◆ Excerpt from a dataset
-- START --

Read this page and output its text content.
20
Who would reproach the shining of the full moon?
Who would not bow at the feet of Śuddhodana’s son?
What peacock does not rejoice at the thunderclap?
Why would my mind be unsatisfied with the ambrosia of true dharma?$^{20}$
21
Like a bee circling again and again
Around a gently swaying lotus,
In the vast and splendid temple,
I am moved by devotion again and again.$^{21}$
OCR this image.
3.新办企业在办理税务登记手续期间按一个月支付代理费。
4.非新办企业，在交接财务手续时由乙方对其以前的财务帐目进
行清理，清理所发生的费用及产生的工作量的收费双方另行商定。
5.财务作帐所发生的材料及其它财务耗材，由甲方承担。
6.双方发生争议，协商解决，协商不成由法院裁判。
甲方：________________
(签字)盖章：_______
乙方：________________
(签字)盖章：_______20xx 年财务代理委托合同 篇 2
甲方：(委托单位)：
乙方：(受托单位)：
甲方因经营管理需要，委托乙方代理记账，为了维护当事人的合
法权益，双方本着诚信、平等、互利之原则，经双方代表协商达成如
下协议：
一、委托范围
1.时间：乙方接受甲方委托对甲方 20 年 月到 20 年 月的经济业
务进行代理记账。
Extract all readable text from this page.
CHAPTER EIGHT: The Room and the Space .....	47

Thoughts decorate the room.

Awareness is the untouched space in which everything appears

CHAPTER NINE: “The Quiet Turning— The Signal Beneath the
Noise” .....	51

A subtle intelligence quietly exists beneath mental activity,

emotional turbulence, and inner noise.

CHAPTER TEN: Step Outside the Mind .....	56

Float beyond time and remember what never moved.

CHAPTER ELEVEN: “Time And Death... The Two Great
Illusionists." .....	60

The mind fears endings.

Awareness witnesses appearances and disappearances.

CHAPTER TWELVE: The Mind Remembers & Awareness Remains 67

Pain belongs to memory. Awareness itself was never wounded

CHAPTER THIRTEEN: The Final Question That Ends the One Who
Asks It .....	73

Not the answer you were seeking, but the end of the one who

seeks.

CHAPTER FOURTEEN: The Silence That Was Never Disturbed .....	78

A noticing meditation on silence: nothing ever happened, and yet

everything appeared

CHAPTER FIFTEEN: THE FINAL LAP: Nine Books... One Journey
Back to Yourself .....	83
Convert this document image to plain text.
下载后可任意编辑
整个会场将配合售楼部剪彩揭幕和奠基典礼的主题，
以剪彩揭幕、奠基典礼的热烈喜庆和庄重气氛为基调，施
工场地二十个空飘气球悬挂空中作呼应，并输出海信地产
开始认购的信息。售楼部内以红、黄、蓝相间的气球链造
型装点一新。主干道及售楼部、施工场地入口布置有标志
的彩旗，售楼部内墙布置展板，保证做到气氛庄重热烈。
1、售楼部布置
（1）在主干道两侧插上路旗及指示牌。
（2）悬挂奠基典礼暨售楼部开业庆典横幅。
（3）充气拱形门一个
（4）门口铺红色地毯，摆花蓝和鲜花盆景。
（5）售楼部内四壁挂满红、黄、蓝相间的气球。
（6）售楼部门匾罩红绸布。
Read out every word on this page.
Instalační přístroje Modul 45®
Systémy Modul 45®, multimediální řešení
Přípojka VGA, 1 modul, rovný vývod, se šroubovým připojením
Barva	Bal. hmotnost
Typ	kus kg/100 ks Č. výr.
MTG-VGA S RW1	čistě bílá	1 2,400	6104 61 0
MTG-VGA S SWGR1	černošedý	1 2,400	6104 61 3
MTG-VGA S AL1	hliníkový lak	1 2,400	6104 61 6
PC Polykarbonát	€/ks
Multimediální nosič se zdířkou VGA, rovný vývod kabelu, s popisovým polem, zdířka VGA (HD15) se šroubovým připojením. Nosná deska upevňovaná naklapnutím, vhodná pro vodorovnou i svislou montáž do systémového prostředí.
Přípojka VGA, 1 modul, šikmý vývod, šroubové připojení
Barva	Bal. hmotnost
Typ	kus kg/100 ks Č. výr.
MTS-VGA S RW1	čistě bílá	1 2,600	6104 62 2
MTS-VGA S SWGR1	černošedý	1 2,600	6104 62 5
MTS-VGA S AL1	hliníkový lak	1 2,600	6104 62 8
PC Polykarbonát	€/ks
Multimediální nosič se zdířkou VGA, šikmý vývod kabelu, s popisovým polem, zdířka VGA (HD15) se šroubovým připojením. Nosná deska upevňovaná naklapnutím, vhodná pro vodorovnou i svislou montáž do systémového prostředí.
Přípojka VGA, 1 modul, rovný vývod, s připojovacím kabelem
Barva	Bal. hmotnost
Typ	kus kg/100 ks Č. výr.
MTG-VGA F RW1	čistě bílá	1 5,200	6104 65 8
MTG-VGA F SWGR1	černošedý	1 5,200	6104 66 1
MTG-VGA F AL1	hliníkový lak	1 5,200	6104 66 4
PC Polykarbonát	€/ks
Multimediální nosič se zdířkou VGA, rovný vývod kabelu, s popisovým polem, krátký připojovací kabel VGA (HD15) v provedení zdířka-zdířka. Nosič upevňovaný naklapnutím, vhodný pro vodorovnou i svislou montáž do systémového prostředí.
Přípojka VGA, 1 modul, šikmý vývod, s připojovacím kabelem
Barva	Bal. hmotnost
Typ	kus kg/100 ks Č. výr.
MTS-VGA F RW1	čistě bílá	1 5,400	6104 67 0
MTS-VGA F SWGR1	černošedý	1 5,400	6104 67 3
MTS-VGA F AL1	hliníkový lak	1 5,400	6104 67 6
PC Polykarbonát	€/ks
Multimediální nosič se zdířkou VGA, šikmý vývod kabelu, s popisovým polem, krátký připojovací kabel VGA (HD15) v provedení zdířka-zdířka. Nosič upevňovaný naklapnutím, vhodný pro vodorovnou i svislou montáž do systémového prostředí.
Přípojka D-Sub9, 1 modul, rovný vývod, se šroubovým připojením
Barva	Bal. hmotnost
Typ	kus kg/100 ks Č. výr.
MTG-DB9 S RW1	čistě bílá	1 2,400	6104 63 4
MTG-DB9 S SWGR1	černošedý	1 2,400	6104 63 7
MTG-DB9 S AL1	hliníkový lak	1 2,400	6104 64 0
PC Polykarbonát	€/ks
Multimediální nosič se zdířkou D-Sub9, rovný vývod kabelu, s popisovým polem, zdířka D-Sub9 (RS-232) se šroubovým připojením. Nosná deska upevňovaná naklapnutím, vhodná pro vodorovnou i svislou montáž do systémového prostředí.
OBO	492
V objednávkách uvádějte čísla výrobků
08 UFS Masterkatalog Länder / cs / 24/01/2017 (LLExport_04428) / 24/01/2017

-- END --

◆ WORK TO BE COMPLETED
Working from the material above, retype it in its entirety without change.

◆ RESPONSE
Read this page and output its text content.
20
Who would reproach the shining of the full moon?
Who would not bow at the feet of Śuddhodana’s son?
What peacock does not rejoice at the thunderclap?
Why would my mind be unsatisfied with the ambrosia of true dharma?$^{20}$
21
Like a bee circling again and again
Around a gently swaying lotus,
In the vast and splendid temple,
I am moved by devotion again and again.$^{21}$
OCR this image.
3.新办企业在办理税务登记手续期间按一个月支付代理费。
4.非新办企业，在交接财务手续时由乙方对其以前的财务帐目进
行清理，清理所发生的费用及产生的工作量的收费双方另行商定。
5.财务作帐所发生的材料及其它财务耗材，由甲方承担。
6.双方发生争议，协商解决，协商不成由法院裁判。
甲方：________________
(签字)盖章：_______
乙方：________________
(签字)盖章：_______20xx 年财务代理委托合同 篇 2
甲方：(委托单位)：
乙方：(受托单位)：
甲方因经营管理需要，委托乙方代理记账，为了维护当事人的合
法权益，双方本着诚信、平等、互利之原则，经双方代表协商达成如
下协议：
一、委托范围
1.时间：乙方接受甲方委托对甲方 20 年 月到 20 年 月的经济业
务进行代理记账。
Extract all readable text from this page.
CHAPTER EIGHT: The Room and the Space .....	47

Thoughts decorate the room.

Awareness is the untouched space in which everything appears

CHAPTER NINE: “The Quiet Turning— The Signal Beneath the
Noise” .....	51

A subtle intelligence quietly exists beneath mental activity,

emotional turbulence, and inner noise.

CHAPTER TEN: Step Outside the Mind .....	56

Float beyond time and remember what never moved.

CHAPTER ELEVEN: “Time And Death... The Two Great
Illusionists." .....	60

The mind fears endings.

Awareness witnesses appearances and disappearances.

CHAPTER TWELVE: The Mind Remembers & Awareness Remains 67

Pain belongs to memory. Awareness itself was never wounded

CHAPTER THIRTEEN: The Final Question That Ends the One Who
Asks It .....	73

Not the answer you were seeking, but the end of the one who

seeks.

CHAPTER FOURTEEN: The Silence That Was Never Disturbed .....	78

A noticing meditation on silence: nothing ever happened, and yet

everything appeared

CHAPTER FIFTEEN: THE FINAL LAP: Nine Books... One Journey
Back to Yourself .....	83
Convert this document image to plain text.
下载后可任意编辑
整个会场将配合售楼部剪彩揭幕和奠基典礼的主题，
以剪彩揭幕、奠基典礼的热烈喜庆和庄重气氛为基调，施
工场地二十个空飘气球悬挂空中作呼应，并输出海信地产
开始认购的信息。售楼部内以红、黄、蓝相间的气球链造
型装点一新。主干道及售楼部、施工场地入口布置有标志
的彩旗，售楼部内墙布置展板，保证做到气氛庄重热烈。
1、售楼部布置
（1）在主干道两侧插上路旗及指示牌。
（2）悬挂奠基典礼暨售楼部开业庆典横幅。
（3）充气拱形门一个
（4）门口铺红色地毯，摆花蓝和鲜花盆景。
（5）售楼部内四壁挂满红、黄、蓝相间的气球。
（6）售楼部门匾罩红绸布。
Read out every word on this page.
Instalační přístroje Modul 45®
Systémy Modul 45®, multimediální řešení
Přípojka VGA, 1 modul, rovný vývod, se šroubovým připojením
Barva	Bal. hmotnost
Typ	kus kg/100 ks Č. výr.
MTG-VGA S RW1	čistě bílá	1 2,400	6104 61 0
MTG-VGA S SWGR1	černošedý	1 2,400	6104 61 3
MTG-VGA S AL1	hliníkový lak	1 2,400	6104 61 6
PC Polykarbonát	€/ks
Multimediální nosič se zdířkou VGA, rovný vývod kabelu, s popisovým polem, zdířka VGA (HD15) se šroubovým připojením. Nosná deska upevňovaná naklapnutím, vhodná pro vodorovnou i svislou montáž do systémového prostředí.
Přípojka VGA, 1 modul, šikmý vývod, šroubové připojení
Barva	Bal. hmotnost
Typ	kus kg/100 ks Č. výr.
MTS-VGA S RW1	čistě bílá	1 2,600	6104 62 2
MTS-VGA S SWGR1	černošedý	1 2,600	6104 62 5
MTS-VGA S AL1	hliníkový lak	1 2,600	6104 62 8
PC Polykarbonát	€/ks
Multimediální nosič se zdířkou VGA, šikmý vývod kabelu, s popisovým polem, zdířka VGA (HD15) se šroubovým připojením. Nosná deska upevňovaná naklapnutím, vhodná pro vodorovnou i svislou montáž do systémového prostředí.
Přípojka VGA, 1 modul, rovný vývod, s připojovacím kabelem
Barva	Bal. hmotnost
Typ	kus kg/100 ks Č. výr.
MTG-VGA F RW1	čistě bílá	1 5,200	6104 65 8
MTG-VGA F SWGR1	černošedý	1 5,200	6104 66 1
MTG-VGA F AL1	hliníkový lak	1 5,200	6104 66 4
PC Polykarbonát	€/ks
Multimediální nosič se zdířkou VGA, rovný vývod kabelu, s popisovým polem, krátký připojovací kabel VGA (HD15) v provedení zdířka-zdířka. Nosič upevňovaný naklapnutím, vhodný pro vodorovnou i svislou montáž do systémového prostředí.
Přípojka VGA, 1 modul, šikmý vývod, s připojovacím kabelem
Barva	Bal. hmotnost
Typ	kus kg/100 ks Č. výr.
MTS-VGA F RW1	čistě bílá	1 5,400	6104 67 0
MTS-VGA F SWGR1	černošedý	1 5,400	6104 67 3
MTS-VGA F AL1	hliníkový lak	1 5,400	6104 67 6
PC Polykarbonát	€/ks
Multimediální nosič se zdířkou VGA, šikmý vývod kabelu, s popisovým polem, krátký připojovací kabel VGA (HD15) v provedení zdířka-zdířka. Nosič upevňovaný naklapnutím, vhodný pro vodorovnou i svislou montáž do systémového prostředí.
Přípojka D-Sub9, 1 modul, rovný vývod, se šroubovým připojením
Barva	Bal. hmotnost
Typ	kus kg/100 ks Č. výr.
MTG-DB9 S RW1	čistě bílá	1 2,400	6104 63 4
MTG-DB9 S SWGR1	černošedý	1 2,400	6104 63 7
MTG-DB9 S AL1	hliníkový lak	1 2,400	6104 64 0
PC Polykarbonát	€/ks
Multimediální nosič se zdířkou D-Sub9, rovný vývod kabelu, s popisovým polem, zdířka D-Sub9 (RS-232) se šroubovým připojením. Nosná deska upevňovaná naklapnutím, vhodná pro vodorovnou i svislou montáž do systémového prostředí.
OBO	492
V objednávkách uvádějte čísla výrobků
08 UFS Masterkatalog Länder / cs / 24/01/2017 (LLExport_04428) / 24/01/2017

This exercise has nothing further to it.